What is being asked. Everything from the line holding "Parse this screenshot: output" to the end of the listing below should be copied exactly, line for line, minus the pictures.

(Records from a collection)
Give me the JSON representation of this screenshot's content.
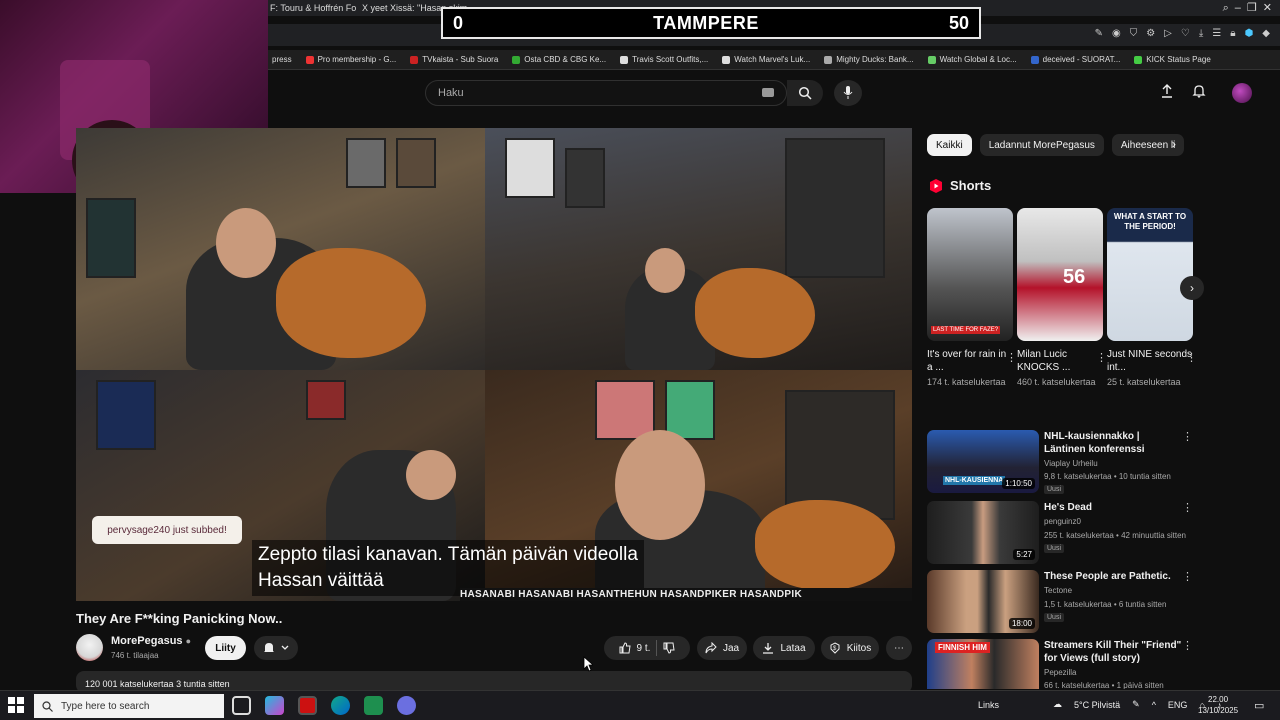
{
  "browser": {
    "tabs": [
      {
        "label": "F: Touru & Hoffrén For"
      },
      {
        "label": "X yeet Xissä: \"Hasan skim"
      }
    ],
    "bookmarks": [
      {
        "label": "press",
        "color": "#888"
      },
      {
        "label": "Pro membership - G...",
        "color": "#e33"
      },
      {
        "label": "TVkaista - Sub Suora",
        "color": "#c22"
      },
      {
        "label": "Osta CBD & CBG Ke...",
        "color": "#3a3"
      },
      {
        "label": "Travis Scott Outfits,...",
        "color": "#ddd"
      },
      {
        "label": "Watch Marvel's Luk...",
        "color": "#ddd"
      },
      {
        "label": "Mighty Ducks: Bank...",
        "color": "#aaa"
      },
      {
        "label": "Watch Global & Loc...",
        "color": "#6c6"
      },
      {
        "label": "deceived - SUORAT...",
        "color": "#36c"
      },
      {
        "label": "KICK Status Page",
        "color": "#4c4"
      }
    ]
  },
  "scoreboard": {
    "left_score": "0",
    "team": "TAMMPERE",
    "right_score": "50"
  },
  "youtube": {
    "search_placeholder": "Haku"
  },
  "video": {
    "sub_alert": "pervysage240 just subbed!",
    "caption_line1": "Zeppto tilasi kanavan.  Tämän päivän videolla",
    "caption_line2": "Hassan väittää",
    "social_banner": "HASANABI  HASANABI  HASANTHEHUN  HASANDPIKER  HASANDPIK",
    "title": "They Are F**king Panicking Now..",
    "channel_name": "MorePegasus",
    "channel_subs": "746 t. tilaajaa",
    "join_label": "Liity",
    "like_count": "9 t.",
    "share_label": "Jaa",
    "download_label": "Lataa",
    "thanks_label": "Kiitos",
    "description": "120 001 katselukertaa  3 tuntia sitten"
  },
  "sidebar": {
    "chips": [
      "Kaikki",
      "Ladannut MorePegasus",
      "Aiheeseen li"
    ],
    "shorts_heading": "Shorts",
    "shorts": [
      {
        "title": "It's over for rain in a ...",
        "views": "174 t. katselukertaa",
        "thumb_text": "LAST TIME FOR FAZE?"
      },
      {
        "title": "Milan Lucic KNOCKS ...",
        "views": "460 t. katselukertaa",
        "thumb_text": "56"
      },
      {
        "title": "Just NINE seconds int...",
        "views": "25 t. katselukertaa",
        "thumb_text": "WHAT A START TO THE PERIOD!"
      }
    ],
    "recommendations": [
      {
        "title": "NHL-kausiennakko | Läntinen konferenssi",
        "channel": "Viaplay Urheilu",
        "meta": "9,8 t. katselukertaa • 10 tuntia sitten",
        "badge": "Uusi",
        "duration": "1:10:50",
        "thumb_text": "NHL-KAUSIENNA"
      },
      {
        "title": "He's Dead",
        "channel": "penguinz0",
        "meta": "255 t. katselukertaa • 42 minuuttia sitten",
        "badge": "Uusi",
        "duration": "5:27",
        "thumb_text": ""
      },
      {
        "title": "These People are Pathetic.",
        "channel": "Tectone",
        "meta": "1,5 t. katselukertaa • 6 tuntia sitten",
        "badge": "Uusi",
        "duration": "18:00",
        "thumb_text": ""
      },
      {
        "title": "Streamers Kill Their \"Friend\" for Views (full story)",
        "channel": "Pepezilla",
        "meta": "66 t. katselukertaa • 1 päivä sitten",
        "badge": "",
        "duration": "",
        "thumb_text": "FINNISH HIM"
      }
    ]
  },
  "taskbar": {
    "search_placeholder": "Type here to search",
    "links": "Links",
    "weather": "5°C Pilvistä",
    "language": "ENG",
    "time": "22.00",
    "date": "13/10/2025"
  }
}
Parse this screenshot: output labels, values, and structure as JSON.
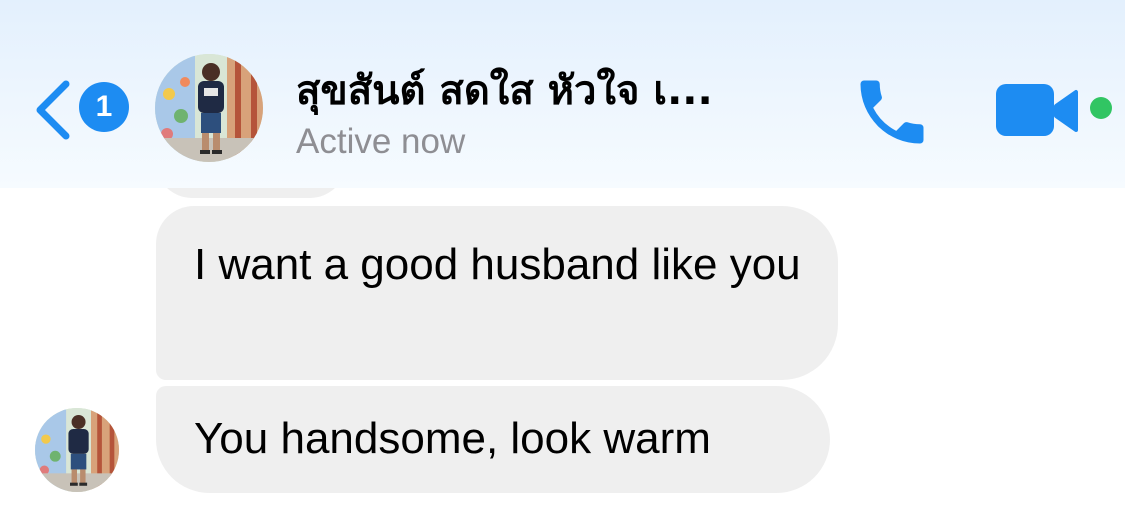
{
  "header": {
    "unread_count": "1",
    "contact_name": "สุขสันต์ สดใส หัวใจ เ...",
    "status": "Active now",
    "accent_color": "#1d8cf2",
    "active_dot_color": "#31c563",
    "icons": {
      "back": "chevron-left-icon",
      "call": "phone-icon",
      "video": "video-camera-icon"
    }
  },
  "messages": [
    {
      "text": "I want a good husband like you"
    },
    {
      "text": "You handsome, look warm"
    }
  ],
  "colors": {
    "incoming_bubble": "#efefef",
    "header_background": "#eaf4fe",
    "status_text": "#8e8e93"
  }
}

Exercise answer.
Parse this screenshot: output labels, values, and structure as JSON.
{
  "header": {
    "unread_count": "1",
    "contact_name": "สุขสันต์ สดใส หัวใจ เ...",
    "status": "Active now",
    "accent_color": "#1d8cf2",
    "active_dot_color": "#31c563",
    "icons": {
      "back": "chevron-left-icon",
      "call": "phone-icon",
      "video": "video-camera-icon"
    }
  },
  "messages": [
    {
      "text": "I want a good husband like you"
    },
    {
      "text": "You handsome, look warm"
    }
  ],
  "colors": {
    "incoming_bubble": "#efefef",
    "header_background": "#eaf4fe",
    "status_text": "#8e8e93"
  }
}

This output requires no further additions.